Problem to work on:
Repeat every line exactly, keeping the pictures out of the copy.

··· Records for this exercise

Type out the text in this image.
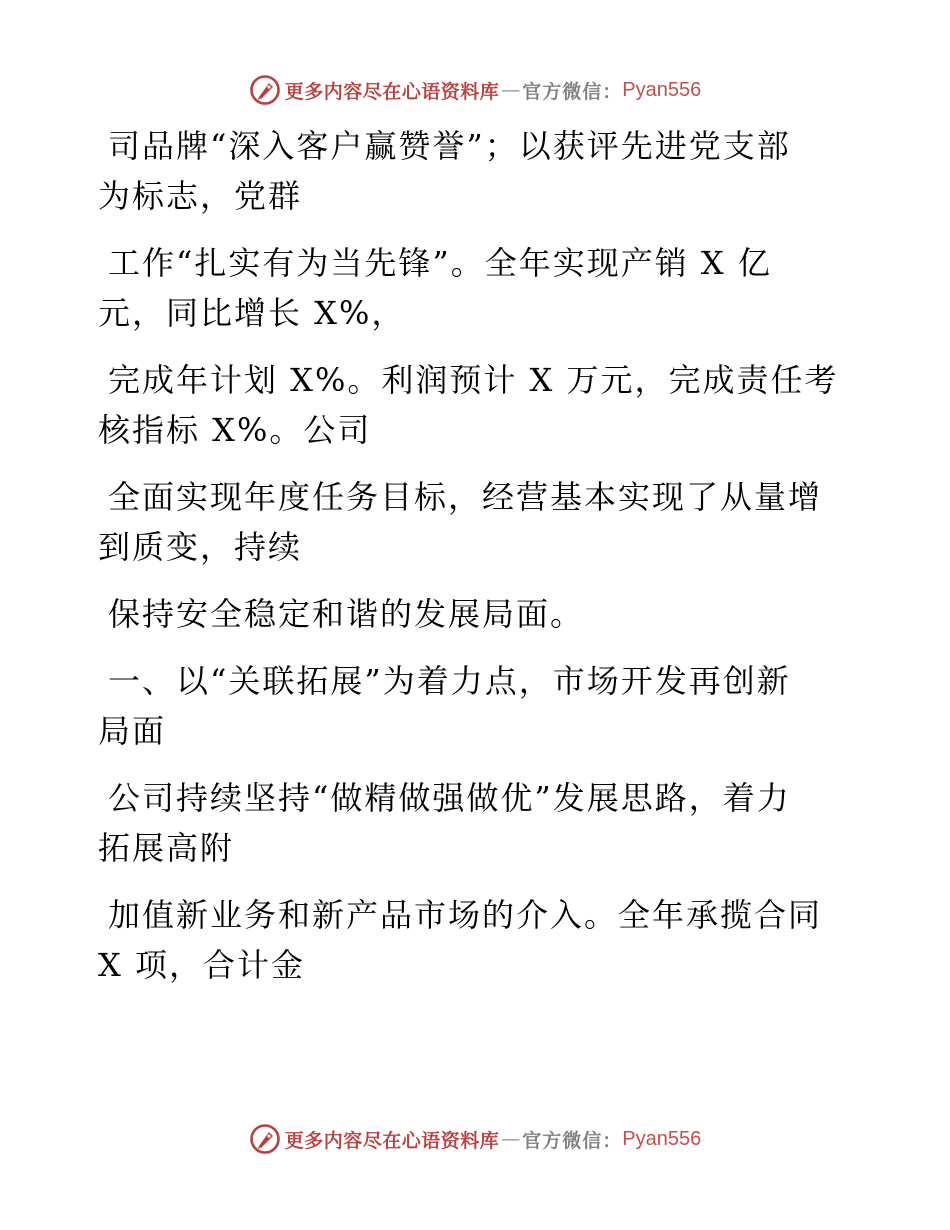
更多内容尽在心语资料库 — 官方微信： Pyan556
司品牌“深入客户赢赞誉”；以获评先进党支部
为标志，党群
工作“扎实有为当先锋”。全年实现产销 X 亿
元，同比增长 X%，
完成年计划 X%。利润预计 X 万元，完成责任考
核指标 X%。公司
全面实现年度任务目标，经营基本实现了从量增
到质变，持续
保持安全稳定和谐的发展局面。
一、以“关联拓展”为着力点，市场开发再创新
局面
公司持续坚持“做精做强做优”发展思路，着力
拓展高附
加值新业务和新产品市场的介入。全年承揽合同
X 项，合计金
更多内容尽在心语资料库 — 官方微信： Pyan556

······

Exercise response:
Type out the text in this image.
更多内容尽在心语资料库 — 官方微信： Pyan556
司品牌“深入客户赢赞誉”；以获评先进党支部
为标志，党群
工作“扎实有为当先锋”。全年实现产销 X 亿
元，同比增长 X%，
完成年计划 X%。利润预计 X 万元，完成责任考
核指标 X%。公司
全面实现年度任务目标，经营基本实现了从量增
到质变，持续
保持安全稳定和谐的发展局面。
一、以“关联拓展”为着力点，市场开发再创新
局面
公司持续坚持“做精做强做优”发展思路，着力
拓展高附
加值新业务和新产品市场的介入。全年承揽合同
X 项，合计金
更多内容尽在心语资料库 — 官方微信： Pyan556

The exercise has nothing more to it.